[Records]
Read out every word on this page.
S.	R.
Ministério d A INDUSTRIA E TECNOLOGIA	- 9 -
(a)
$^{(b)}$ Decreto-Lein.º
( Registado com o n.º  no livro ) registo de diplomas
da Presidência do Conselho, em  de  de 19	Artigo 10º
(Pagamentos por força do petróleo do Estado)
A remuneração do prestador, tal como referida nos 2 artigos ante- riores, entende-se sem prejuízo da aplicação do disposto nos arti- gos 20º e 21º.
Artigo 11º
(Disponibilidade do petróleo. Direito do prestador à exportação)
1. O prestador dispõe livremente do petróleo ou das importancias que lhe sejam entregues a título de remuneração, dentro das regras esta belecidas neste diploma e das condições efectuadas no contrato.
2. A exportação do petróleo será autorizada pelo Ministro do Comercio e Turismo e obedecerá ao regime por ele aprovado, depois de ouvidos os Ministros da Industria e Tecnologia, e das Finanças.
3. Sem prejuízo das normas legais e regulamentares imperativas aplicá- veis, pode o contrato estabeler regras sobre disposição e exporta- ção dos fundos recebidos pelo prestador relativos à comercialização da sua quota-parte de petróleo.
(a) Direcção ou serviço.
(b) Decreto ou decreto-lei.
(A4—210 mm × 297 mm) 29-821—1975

> Written exercise
Return the entries in full, keeping every line exactly as it is.

> Solution to this task
Read out every word on this page.
S.	R.
Ministério d A INDUSTRIA E TECNOLOGIA	- 9 -
(a)
$^{(b)}$ Decreto-Lein.º
( Registado com o n.º  no livro ) registo de diplomas
da Presidência do Conselho, em  de  de 19	Artigo 10º
(Pagamentos por força do petróleo do Estado)
A remuneração do prestador, tal como referida nos 2 artigos ante- riores, entende-se sem prejuízo da aplicação do disposto nos arti- gos 20º e 21º.
Artigo 11º
(Disponibilidade do petróleo. Direito do prestador à exportação)
1. O prestador dispõe livremente do petróleo ou das importancias que lhe sejam entregues a título de remuneração, dentro das regras esta belecidas neste diploma e das condições efectuadas no contrato.
2. A exportação do petróleo será autorizada pelo Ministro do Comercio e Turismo e obedecerá ao regime por ele aprovado, depois de ouvidos os Ministros da Industria e Tecnologia, e das Finanças.
3. Sem prejuízo das normas legais e regulamentares imperativas aplicá- veis, pode o contrato estabeler regras sobre disposição e exporta- ção dos fundos recebidos pelo prestador relativos à comercialização da sua quota-parte de petróleo.
(a) Direcção ou serviço.
(b) Decreto ou decreto-lei.
(A4—210 mm × 297 mm) 29-821—1975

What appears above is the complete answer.